[start of EXTRACTED ENTRIES]
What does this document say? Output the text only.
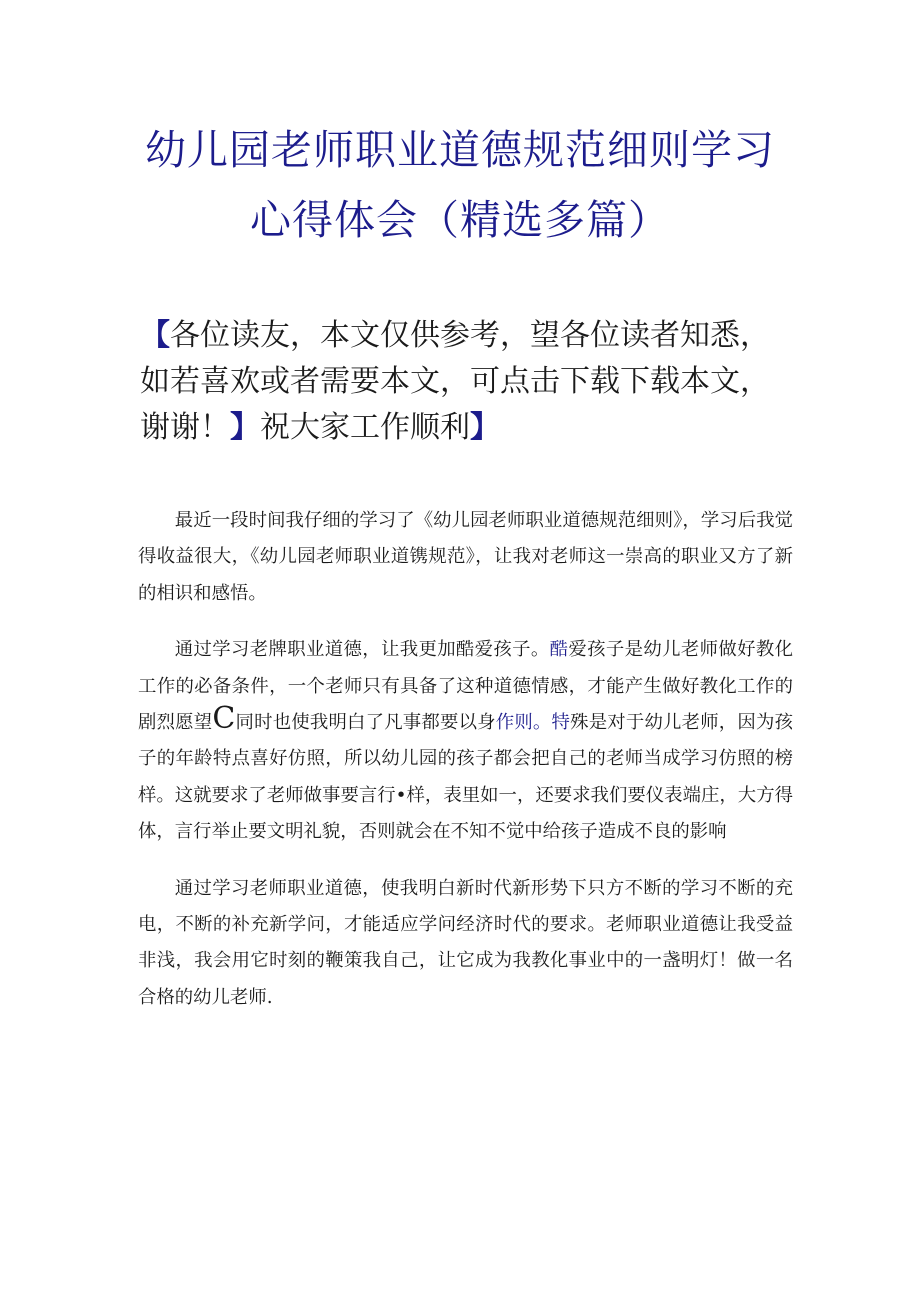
幼儿园老师职业道德规范细则学习
心得体会（精选多篇）

【各位读友，本文仅供参考，望各位读者知悉，如若喜欢或者需要本文，可点击下载下载本文，谢谢！】祝大家工作顺利】

最近一段时间我仔细的学习了《幼儿园老师职业道德规范细则》，学习后我觉得收益很大，《幼儿园老师职业道镌规范》，让我对老师这一崇高的职业又方了新的相识和感悟。

通过学习老牌职业道德，让我更加酷爱孩子。酷爱孩子是幼儿老师做好教化工作的必备条件，一个老师只有具备了这种道德情感，才能产生做好教化工作的剧烈愿望C同时也使我明白了凡事都要以身作则。特殊是对于幼儿老师，因为孩子的年龄特点喜好仿照，所以幼儿园的孩子都会把自己的老师当成学习仿照的榜样。这就要求了老师做事要言行•样，表里如一，还要求我们要仪表端庄，大方得体，言行举止要文明礼貌，否则就会在不知不觉中给孩子造成不良的影响

通过学习老师职业道德，使我明白新时代新形势下只方不断的学习不断的充电，不断的补充新学问，才能适应学问经济时代的要求。老师职业道德让我受益非浅，我会用它时刻的鞭策我自己，让它成为我教化事业中的一盏明灯！做一名合格的幼儿老师.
[end of EXTRACTED ENTRIES]
Each entry above is to be written out again unchanged, apart from the pictures, which are left out.

### ANSWER BELOW
What does this document say? Output the text only.
幼儿园老师职业道德规范细则学习
心得体会（精选多篇）

【各位读友，本文仅供参考，望各位读者知悉，如若喜欢或者需要本文，可点击下载下载本文，谢谢！】祝大家工作顺利】

最近一段时间我仔细的学习了《幼儿园老师职业道德规范细则》，学习后我觉得收益很大，《幼儿园老师职业道镌规范》，让我对老师这一崇高的职业又方了新的相识和感悟。

通过学习老牌职业道德，让我更加酷爱孩子。酷爱孩子是幼儿老师做好教化工作的必备条件，一个老师只有具备了这种道德情感，才能产生做好教化工作的剧烈愿望C同时也使我明白了凡事都要以身作则。特殊是对于幼儿老师，因为孩子的年龄特点喜好仿照，所以幼儿园的孩子都会把自己的老师当成学习仿照的榜样。这就要求了老师做事要言行•样，表里如一，还要求我们要仪表端庄，大方得体，言行举止要文明礼貌，否则就会在不知不觉中给孩子造成不良的影响

通过学习老师职业道德，使我明白新时代新形势下只方不断的学习不断的充电，不断的补充新学问，才能适应学问经济时代的要求。老师职业道德让我受益非浅，我会用它时刻的鞭策我自己，让它成为我教化事业中的一盏明灯！做一名合格的幼儿老师.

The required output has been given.